-- START --

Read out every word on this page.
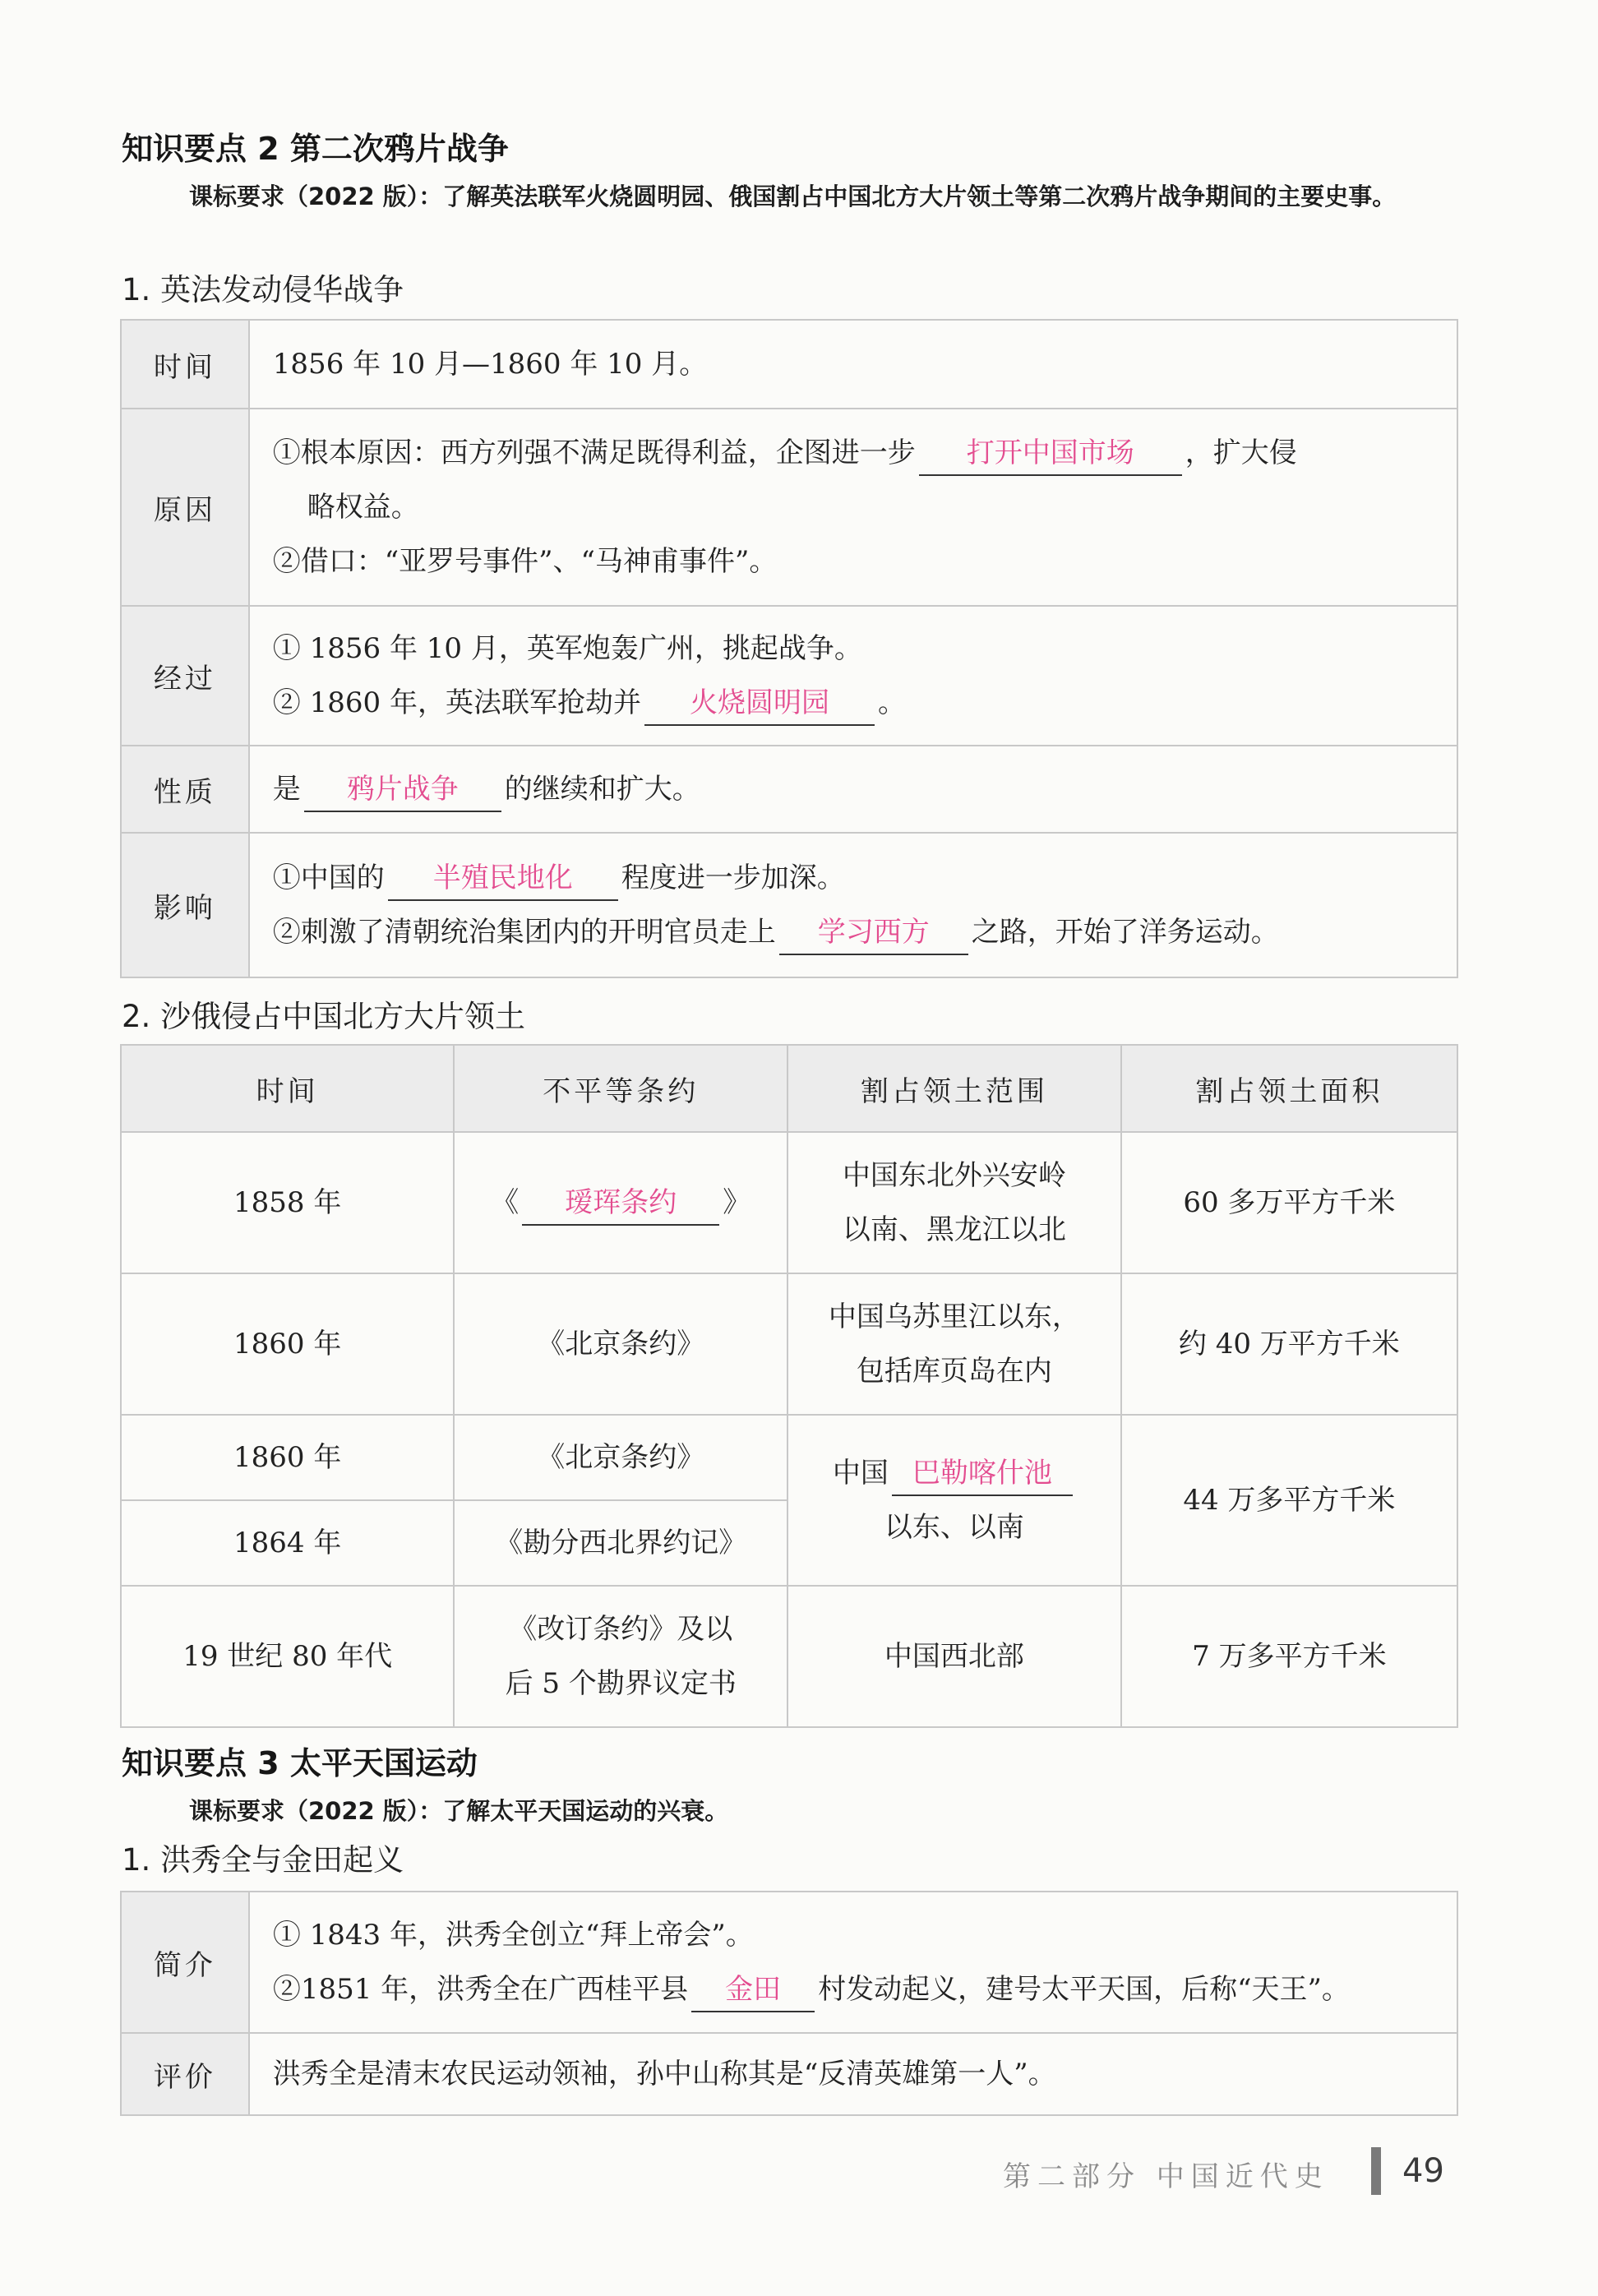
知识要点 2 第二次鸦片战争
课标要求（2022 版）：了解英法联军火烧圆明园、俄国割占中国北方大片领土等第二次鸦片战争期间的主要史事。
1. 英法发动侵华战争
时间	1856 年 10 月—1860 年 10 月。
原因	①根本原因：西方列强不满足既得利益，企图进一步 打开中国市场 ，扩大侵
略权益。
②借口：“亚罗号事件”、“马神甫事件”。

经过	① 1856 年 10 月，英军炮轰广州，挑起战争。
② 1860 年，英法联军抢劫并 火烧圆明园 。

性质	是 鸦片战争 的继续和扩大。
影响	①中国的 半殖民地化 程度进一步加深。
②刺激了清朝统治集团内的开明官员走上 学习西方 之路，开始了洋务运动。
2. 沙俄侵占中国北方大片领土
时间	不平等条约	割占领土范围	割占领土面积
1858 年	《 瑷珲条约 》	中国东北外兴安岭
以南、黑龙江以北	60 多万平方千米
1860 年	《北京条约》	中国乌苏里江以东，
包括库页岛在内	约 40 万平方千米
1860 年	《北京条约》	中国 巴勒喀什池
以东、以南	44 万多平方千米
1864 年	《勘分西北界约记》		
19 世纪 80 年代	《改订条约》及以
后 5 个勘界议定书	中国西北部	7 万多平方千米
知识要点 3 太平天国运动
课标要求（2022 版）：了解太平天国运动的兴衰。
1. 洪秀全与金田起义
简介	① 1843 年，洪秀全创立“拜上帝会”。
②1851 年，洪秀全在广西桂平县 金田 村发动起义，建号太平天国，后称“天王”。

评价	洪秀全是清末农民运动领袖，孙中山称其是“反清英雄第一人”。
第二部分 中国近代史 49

-- END --
-- START --

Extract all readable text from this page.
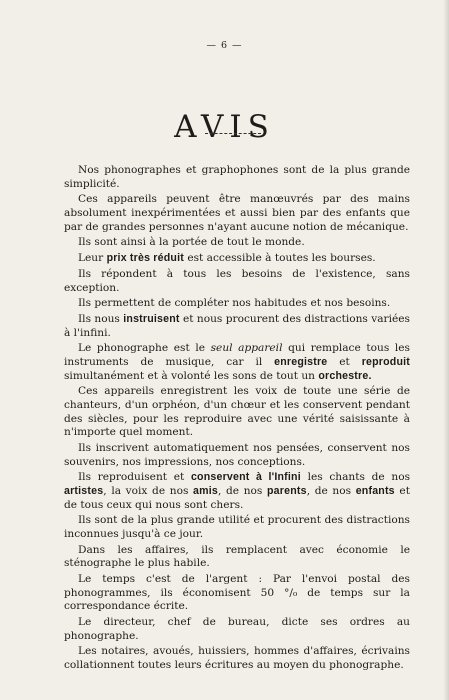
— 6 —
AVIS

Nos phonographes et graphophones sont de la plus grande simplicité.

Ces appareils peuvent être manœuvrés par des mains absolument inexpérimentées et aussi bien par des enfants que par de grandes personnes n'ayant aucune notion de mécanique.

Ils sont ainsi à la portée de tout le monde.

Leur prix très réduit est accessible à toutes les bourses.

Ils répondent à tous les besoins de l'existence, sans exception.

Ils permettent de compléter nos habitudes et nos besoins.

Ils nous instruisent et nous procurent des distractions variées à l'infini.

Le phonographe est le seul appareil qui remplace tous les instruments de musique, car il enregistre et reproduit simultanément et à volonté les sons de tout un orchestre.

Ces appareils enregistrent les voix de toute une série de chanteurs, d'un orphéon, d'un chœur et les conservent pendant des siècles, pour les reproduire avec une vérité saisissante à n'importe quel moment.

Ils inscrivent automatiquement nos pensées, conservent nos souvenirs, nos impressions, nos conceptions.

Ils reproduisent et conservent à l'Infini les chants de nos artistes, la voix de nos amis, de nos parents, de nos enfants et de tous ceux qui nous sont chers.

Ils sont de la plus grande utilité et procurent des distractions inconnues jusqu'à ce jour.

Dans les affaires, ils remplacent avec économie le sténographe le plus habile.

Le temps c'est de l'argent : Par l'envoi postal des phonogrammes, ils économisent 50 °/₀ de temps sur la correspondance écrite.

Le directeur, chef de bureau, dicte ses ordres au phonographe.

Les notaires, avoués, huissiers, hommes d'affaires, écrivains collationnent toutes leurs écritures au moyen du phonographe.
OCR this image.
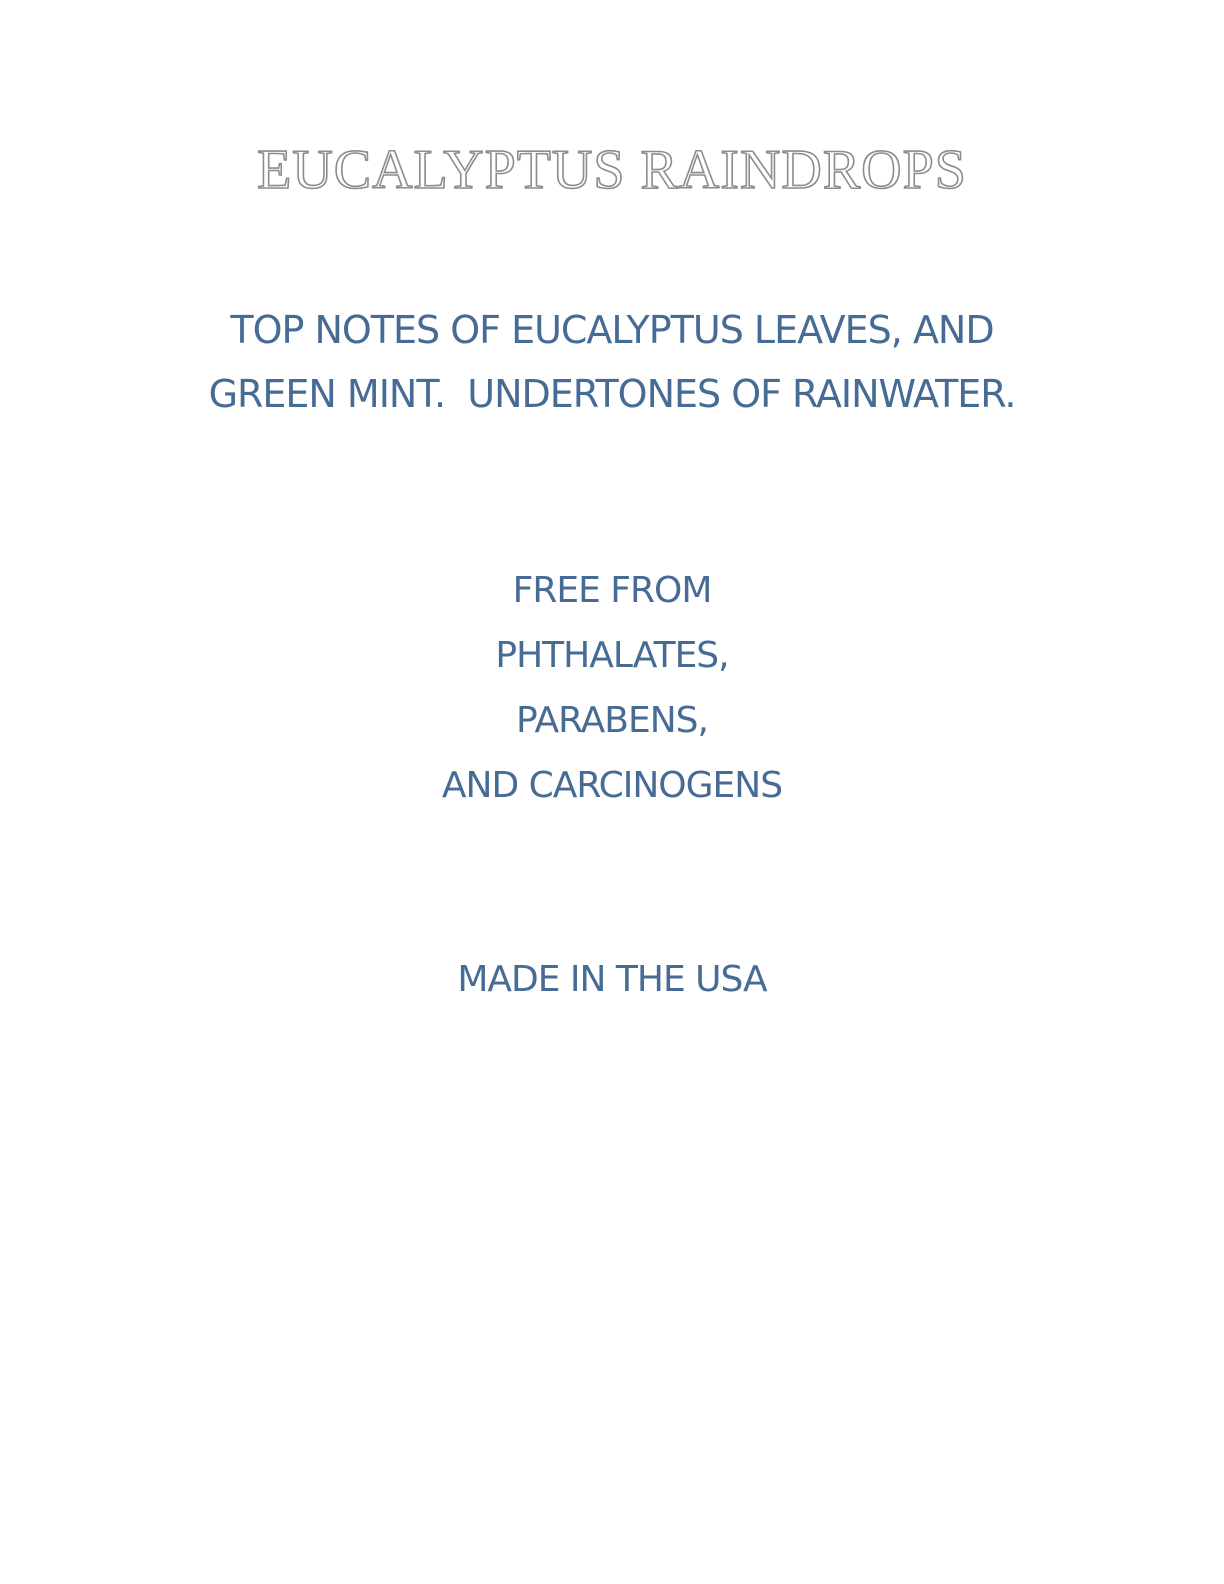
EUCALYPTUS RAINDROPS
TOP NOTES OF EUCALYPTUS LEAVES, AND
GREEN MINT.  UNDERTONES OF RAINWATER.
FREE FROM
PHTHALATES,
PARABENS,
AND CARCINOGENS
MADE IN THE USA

-- END --
-- START --

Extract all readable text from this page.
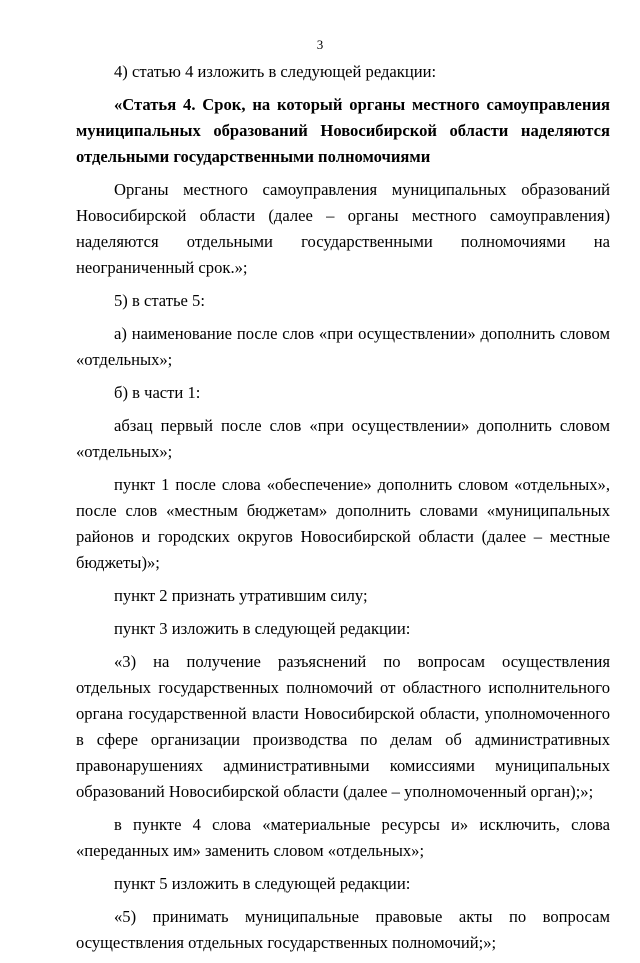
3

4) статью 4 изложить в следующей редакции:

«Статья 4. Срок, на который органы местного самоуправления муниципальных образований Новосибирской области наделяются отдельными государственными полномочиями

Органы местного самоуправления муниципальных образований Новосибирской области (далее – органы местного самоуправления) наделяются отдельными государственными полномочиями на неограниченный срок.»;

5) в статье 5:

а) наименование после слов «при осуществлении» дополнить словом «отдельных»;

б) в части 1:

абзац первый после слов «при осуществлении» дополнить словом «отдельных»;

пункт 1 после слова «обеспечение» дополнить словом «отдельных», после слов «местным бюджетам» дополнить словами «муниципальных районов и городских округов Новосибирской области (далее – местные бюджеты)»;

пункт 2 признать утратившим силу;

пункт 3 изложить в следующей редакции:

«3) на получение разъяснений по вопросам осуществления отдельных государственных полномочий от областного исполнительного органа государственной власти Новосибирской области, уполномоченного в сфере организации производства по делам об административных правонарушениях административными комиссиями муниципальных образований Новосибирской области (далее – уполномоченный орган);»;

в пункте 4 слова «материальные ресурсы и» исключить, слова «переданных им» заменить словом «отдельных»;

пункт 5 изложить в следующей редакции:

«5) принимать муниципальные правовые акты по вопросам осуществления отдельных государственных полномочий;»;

-- END --

== TASK DESCRIPTION ==
Search the lines for the string "this" and copy every line that has it.

== ANSWER TO THE TASK ==
Read out every word on this page.
Extract all readable text from this page.
OCR this image.
Extract all readable text from this page.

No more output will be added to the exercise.